Instruction
Rewrite the data below with every "row-label" switched to "side-label" and nothing else changed, leaving out the pictures.

** BEGIN **

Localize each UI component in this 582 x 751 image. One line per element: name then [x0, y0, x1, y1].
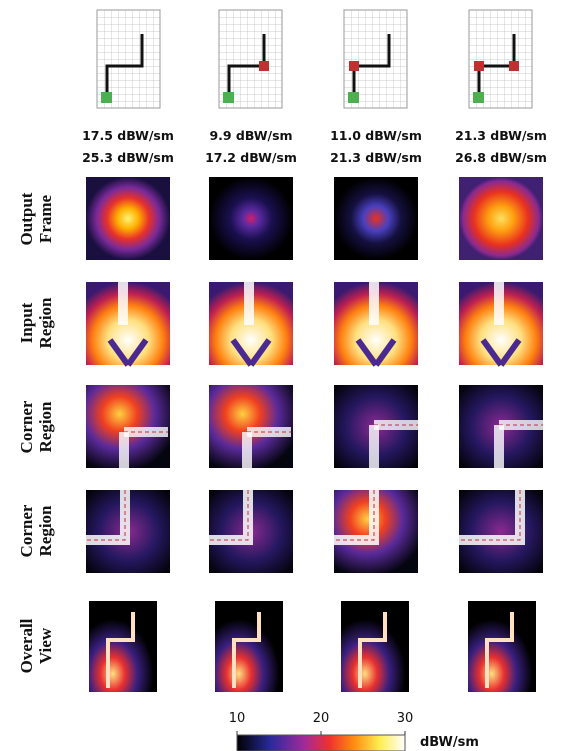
column-power-top: 11.0 dBW/sm — [330, 128, 422, 143]
colorbar-tick-label: 20 — [313, 711, 330, 726]
column-power-bottom: 25.3 dBW/sm — [82, 150, 174, 165]
column-power-bottom: 17.2 dBW/sm — [205, 150, 297, 165]
heatmap — [334, 177, 418, 260]
row-label: Corner — [17, 400, 36, 453]
row-label: Input — [17, 302, 36, 343]
figure: dBW/sm 17.5 dBW/sm 25.3 dBW/sm 9.9 dBW/sm 1… — [0, 0, 582, 751]
row-label: Overall — [17, 618, 36, 673]
row-label: Region — [36, 401, 55, 453]
heatmaps — [86, 177, 543, 692]
input-maps — [86, 282, 543, 365]
heatmap — [459, 177, 543, 260]
column-power-bottom: 26.8 dBW/sm — [455, 150, 547, 165]
column-power-top: 17.5 dBW/sm — [82, 128, 174, 143]
column-power-top: 9.9 dBW/sm — [209, 128, 292, 143]
overall-maps — [89, 601, 536, 692]
row-label: Region — [36, 297, 55, 349]
column-power-top: 21.3 dBW/sm — [455, 128, 547, 143]
layout-diagram — [97, 10, 160, 108]
heatmap — [86, 177, 170, 260]
row-label: View — [36, 627, 55, 664]
row-label: Region — [36, 505, 55, 557]
layouts — [97, 10, 532, 108]
colorbar-tick-label: 30 — [397, 711, 414, 726]
corner-maps — [86, 385, 543, 573]
colorbar-tick-label: 10 — [229, 711, 246, 726]
layout-diagram — [219, 10, 282, 108]
layout-diagram — [344, 10, 407, 108]
column-power-bottom: 21.3 dBW/sm — [330, 150, 422, 165]
row-label: Corner — [17, 504, 36, 557]
colorbar-unit: dBW/sm — [420, 735, 479, 750]
colorbar — [237, 735, 405, 751]
row-label: Output — [17, 192, 36, 245]
row-label: Frame — [36, 194, 55, 243]
heatmap — [209, 177, 293, 260]
layout-diagram — [469, 10, 532, 108]
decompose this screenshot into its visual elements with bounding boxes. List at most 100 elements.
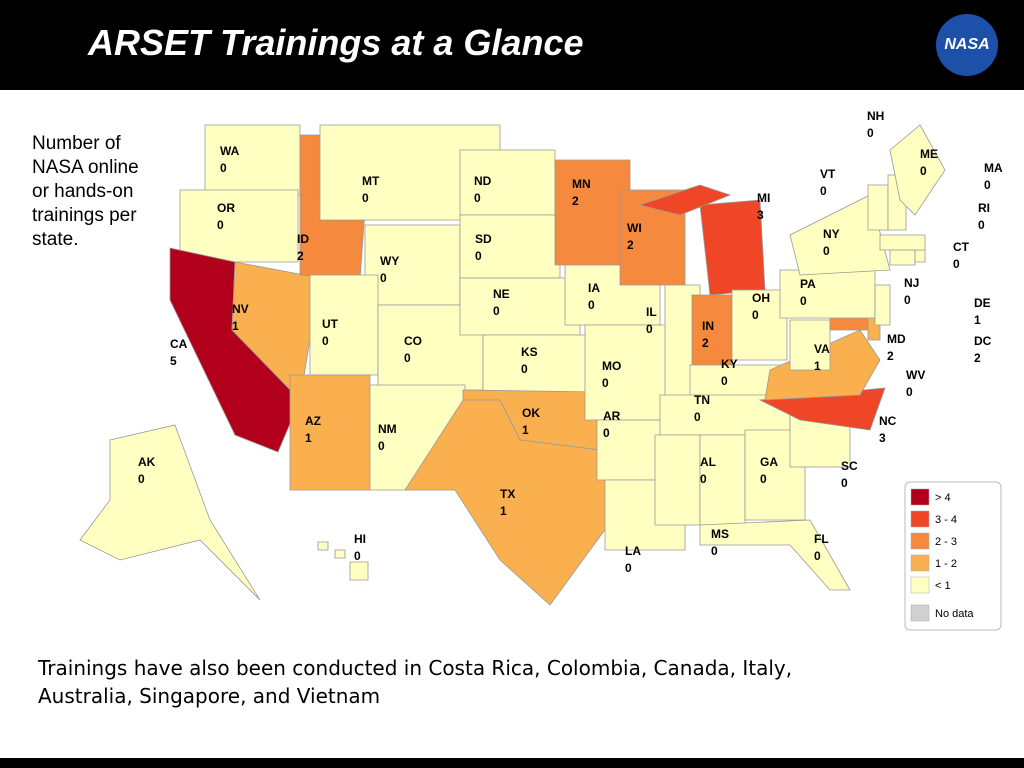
state-abbr: IA (588, 281, 600, 295)
state-abbr: OH (752, 291, 770, 305)
state-count: 0 (138, 472, 145, 486)
state-abbr: OR (217, 201, 235, 215)
state-count: 0 (721, 374, 728, 388)
state-abbr: AZ (305, 414, 321, 428)
state-abbr: NV (232, 302, 249, 316)
state-abbr: TN (694, 393, 710, 407)
state-shapes (79, 124, 946, 606)
state-abbr: DE (974, 296, 991, 310)
state-abbr: NE (493, 287, 510, 301)
state-count: 0 (404, 351, 411, 365)
state-abbr: VA (814, 342, 830, 356)
state-abbr: AK (138, 455, 156, 469)
legend-label: 2 - 3 (935, 536, 957, 548)
state-count: 0 (521, 362, 528, 376)
note-line: NASA online (32, 157, 139, 178)
state-count: 2 (572, 194, 579, 208)
state-abbr: FL (814, 532, 829, 546)
legend-label: > 4 (935, 492, 951, 504)
state-abbr: CO (404, 334, 422, 348)
state-abbr: DC (974, 334, 992, 348)
state-abbr: NJ (904, 276, 919, 290)
state-shape (779, 269, 876, 319)
state-shape (789, 194, 891, 276)
state-count: 0 (493, 304, 500, 318)
state-abbr: UT (322, 317, 339, 331)
state-shape (482, 334, 599, 394)
state-labels: WA 0 OR 0 CA 5 NV 1 ID 2 MT 0 WY 0 UT 0 CO 0 AZ 1 NM 0 ND 0 SD 0 N… (138, 109, 1003, 575)
state-count: 0 (362, 191, 369, 205)
state-shape (889, 124, 946, 216)
state-count: 0 (378, 439, 385, 453)
legend-swatch (910, 532, 930, 550)
state-abbr: AR (603, 409, 621, 423)
state-shape (699, 199, 766, 296)
state-shape (404, 399, 613, 606)
state-count: 0 (322, 334, 329, 348)
state-abbr: KY (721, 357, 738, 371)
footer-line: Trainings have also been conducted in Co… (38, 656, 793, 680)
state-abbr: IN (702, 319, 714, 333)
state-abbr: MS (711, 527, 729, 541)
state-abbr: ME (920, 147, 938, 161)
state-abbr: GA (760, 455, 778, 469)
state-abbr: MA (984, 161, 1003, 175)
state-count: 0 (906, 385, 913, 399)
state-count: 5 (170, 354, 177, 368)
state-shape (879, 234, 926, 251)
state-count: 1 (522, 423, 529, 437)
state-count: 0 (867, 126, 874, 140)
state-shape (179, 189, 299, 263)
state-count: 0 (588, 298, 595, 312)
note-line: state. (32, 229, 79, 250)
state-count: 2 (297, 249, 304, 263)
state-count: 1 (305, 431, 312, 445)
state-count: 0 (475, 249, 482, 263)
state-shape (204, 124, 301, 196)
state-count: 0 (625, 561, 632, 575)
footer-text: Trainings have also been conducted in Co… (38, 654, 792, 710)
state-abbr: SD (475, 232, 492, 246)
note-line: or hands-on (32, 181, 134, 202)
state-count: 1 (232, 319, 239, 333)
state-abbr: WV (906, 368, 925, 382)
note-line: trainings per (32, 205, 137, 226)
state-abbr: MN (572, 177, 591, 191)
state-count: 3 (879, 431, 886, 445)
us-map: WA 0 OR 0 CA 5 NV 1 ID 2 MT 0 WY 0 UT 0 CO 0 AZ 1 NM 0 ND 0 SD 0 N… (79, 109, 1003, 631)
state-abbr: IL (646, 305, 657, 319)
state-abbr: OK (522, 406, 540, 420)
state-shape (914, 249, 926, 263)
legend-label: No data (935, 608, 974, 620)
legend-swatch (910, 604, 930, 622)
state-shape (349, 561, 369, 581)
legend-label: 3 - 4 (935, 514, 957, 526)
slide-title: ARSET Trainings at a Glance (88, 22, 584, 63)
state-abbr: NH (867, 109, 884, 123)
legend-label: 1 - 2 (935, 558, 957, 570)
state-shape (638, 184, 732, 216)
state-shape (79, 424, 261, 601)
state-count: 2 (974, 351, 981, 365)
state-count: 2 (627, 238, 634, 252)
state-abbr: PA (800, 277, 816, 291)
side-note: Number of NASA online or hands-on trainings… (32, 132, 167, 252)
state-abbr: NM (378, 422, 397, 436)
state-count: 0 (700, 472, 707, 486)
note-line: Number of (32, 133, 121, 154)
legend-swatch (910, 510, 930, 528)
state-abbr: NY (823, 227, 840, 241)
state-abbr: MT (362, 174, 380, 188)
header-bar: ARSET Trainings at a Glance NASA (0, 0, 1024, 90)
state-abbr: AL (700, 455, 716, 469)
state-abbr: MI (757, 191, 770, 205)
state-abbr: HI (354, 532, 366, 546)
state-count: 0 (646, 322, 653, 336)
state-count: 1 (814, 359, 821, 373)
state-count: 0 (820, 184, 827, 198)
state-count: 0 (978, 218, 985, 232)
state-count: 0 (354, 549, 361, 563)
state-count: 0 (752, 308, 759, 322)
state-count: 2 (887, 349, 894, 363)
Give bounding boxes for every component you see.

** END **

Finished answer
Localize each UI component in this 582 x 751 image. One line per element: name then [x0, y0, x1, y1].
column-power-top: 11.0 dBW/sm — [330, 128, 422, 143]
colorbar-tick-label: 20 — [313, 711, 330, 726]
column-power-bottom: 25.3 dBW/sm — [82, 150, 174, 165]
column-power-bottom: 17.2 dBW/sm — [205, 150, 297, 165]
heatmap — [334, 177, 418, 260]
side-label: Corner — [17, 400, 36, 453]
side-label: Input — [17, 302, 36, 343]
figure: dBW/sm 17.5 dBW/sm 25.3 dBW/sm 9.9 dBW/sm 1… — [0, 0, 582, 751]
side-label: Overall — [17, 618, 36, 673]
side-label: Region — [36, 401, 55, 453]
heatmaps — [86, 177, 543, 692]
input-maps — [86, 282, 543, 365]
heatmap — [459, 177, 543, 260]
column-power-bottom: 26.8 dBW/sm — [455, 150, 547, 165]
column-power-top: 17.5 dBW/sm — [82, 128, 174, 143]
column-power-top: 9.9 dBW/sm — [209, 128, 292, 143]
overall-maps — [89, 601, 536, 692]
side-label: Region — [36, 297, 55, 349]
column-power-top: 21.3 dBW/sm — [455, 128, 547, 143]
layout-diagram — [97, 10, 160, 108]
heatmap — [86, 177, 170, 260]
side-label: View — [36, 627, 55, 664]
side-label: Region — [36, 505, 55, 557]
layouts — [97, 10, 532, 108]
colorbar-tick-label: 30 — [397, 711, 414, 726]
corner-maps — [86, 385, 543, 573]
colorbar-tick-label: 10 — [229, 711, 246, 726]
layout-diagram — [219, 10, 282, 108]
layout-diagram — [344, 10, 407, 108]
column-power-bottom: 21.3 dBW/sm — [330, 150, 422, 165]
side-label: Corner — [17, 504, 36, 557]
colorbar-unit: dBW/sm — [420, 735, 479, 750]
colorbar — [237, 735, 405, 751]
side-label: Output — [17, 192, 36, 245]
side-label: Frame — [36, 194, 55, 243]
heatmap — [209, 177, 293, 260]
layout-diagram — [469, 10, 532, 108]
decompose this screenshot into its visual elements with bounding boxes. List at most 100 elements.
state-abbr: IA (588, 281, 600, 295)
state-abbr: OH (752, 291, 770, 305)
state-count: 0 (138, 472, 145, 486)
state-abbr: OR (217, 201, 235, 215)
state-count: 0 (721, 374, 728, 388)
state-abbr: AZ (305, 414, 321, 428)
state-abbr: NV (232, 302, 249, 316)
state-abbr: TN (694, 393, 710, 407)
state-shapes (79, 124, 946, 606)
state-abbr: DE (974, 296, 991, 310)
state-abbr: NE (493, 287, 510, 301)
state-count: 0 (404, 351, 411, 365)
state-abbr: VA (814, 342, 830, 356)
state-abbr: AK (138, 455, 156, 469)
legend-label: 2 - 3 (935, 536, 957, 548)
state-count: 0 (521, 362, 528, 376)
note-line: NASA online (32, 157, 139, 178)
state-count: 2 (572, 194, 579, 208)
state-abbr: FL (814, 532, 829, 546)
legend-label: > 4 (935, 492, 951, 504)
state-abbr: CO (404, 334, 422, 348)
state-abbr: DC (974, 334, 992, 348)
state-abbr: NJ (904, 276, 919, 290)
state-shape (779, 269, 876, 319)
state-shape (789, 194, 891, 276)
state-count: 0 (493, 304, 500, 318)
state-abbr: UT (322, 317, 339, 331)
state-shape (482, 334, 599, 394)
state-labels: WA 0 OR 0 CA 5 NV 1 ID 2 MT 0 WY 0 UT 0 CO 0 AZ 1 NM 0 ND 0 SD 0 N… (138, 109, 1003, 575)
state-count: 0 (362, 191, 369, 205)
state-shape (889, 124, 946, 216)
state-count: 0 (378, 439, 385, 453)
legend-swatch (910, 532, 930, 550)
state-abbr: AR (603, 409, 621, 423)
state-shape (699, 199, 766, 296)
state-shape (404, 399, 613, 606)
state-count: 0 (322, 334, 329, 348)
state-abbr: KY (721, 357, 738, 371)
footer-line: Trainings have also been conducted in Co… (38, 656, 793, 680)
state-abbr: IN (702, 319, 714, 333)
state-abbr: MS (711, 527, 729, 541)
state-abbr: ME (920, 147, 938, 161)
state-abbr: GA (760, 455, 778, 469)
state-abbr: MA (984, 161, 1003, 175)
state-count: 0 (906, 385, 913, 399)
state-count: 5 (170, 354, 177, 368)
state-shape (879, 234, 926, 251)
state-count: 1 (522, 423, 529, 437)
state-count: 0 (867, 126, 874, 140)
state-shape (179, 189, 299, 263)
state-count: 0 (588, 298, 595, 312)
note-line: state. (32, 229, 79, 250)
state-count: 2 (297, 249, 304, 263)
state-count: 1 (305, 431, 312, 445)
state-count: 0 (475, 249, 482, 263)
state-shape (204, 124, 301, 196)
state-count: 0 (625, 561, 632, 575)
footer-text: Trainings have also been conducted in Co… (38, 654, 792, 710)
state-abbr: SD (475, 232, 492, 246)
note-line: or hands-on (32, 181, 134, 202)
state-count: 1 (232, 319, 239, 333)
state-abbr: WV (906, 368, 925, 382)
note-line: trainings per (32, 205, 137, 226)
state-abbr: MN (572, 177, 591, 191)
state-count: 3 (879, 431, 886, 445)
us-map: WA 0 OR 0 CA 5 NV 1 ID 2 MT 0 WY 0 UT 0 CO 0 AZ 1 NM 0 ND 0 SD 0 N… (79, 109, 1003, 631)
state-abbr: IL (646, 305, 657, 319)
state-abbr: OK (522, 406, 540, 420)
state-shape (914, 249, 926, 263)
legend-label: No data (935, 608, 974, 620)
legend-swatch (910, 604, 930, 622)
state-shape (349, 561, 369, 581)
legend-label: 3 - 4 (935, 514, 957, 526)
slide-title: ARSET Trainings at a Glance (88, 22, 584, 63)
state-abbr: NH (867, 109, 884, 123)
legend-label: 1 - 2 (935, 558, 957, 570)
state-shape (638, 184, 732, 216)
state-shape (79, 424, 261, 601)
state-count: 2 (974, 351, 981, 365)
state-count: 2 (627, 238, 634, 252)
state-abbr: PA (800, 277, 816, 291)
side-note: Number of NASA online or hands-on trainings… (32, 132, 167, 252)
state-abbr: NM (378, 422, 397, 436)
state-count: 0 (700, 472, 707, 486)
note-line: Number of (32, 133, 121, 154)
legend-swatch (910, 510, 930, 528)
state-abbr: NY (823, 227, 840, 241)
state-abbr: MT (362, 174, 380, 188)
header-bar: ARSET Trainings at a Glance NASA (0, 0, 1024, 90)
state-abbr: AL (700, 455, 716, 469)
state-abbr: MI (757, 191, 770, 205)
state-abbr: HI (354, 532, 366, 546)
state-count: 0 (646, 322, 653, 336)
state-count: 1 (814, 359, 821, 373)
state-count: 0 (820, 184, 827, 198)
state-count: 0 (978, 218, 985, 232)
state-count: 0 (354, 549, 361, 563)
state-count: 0 (752, 308, 759, 322)
state-count: 2 (887, 349, 894, 363)
Give bounding boxes for every component you see.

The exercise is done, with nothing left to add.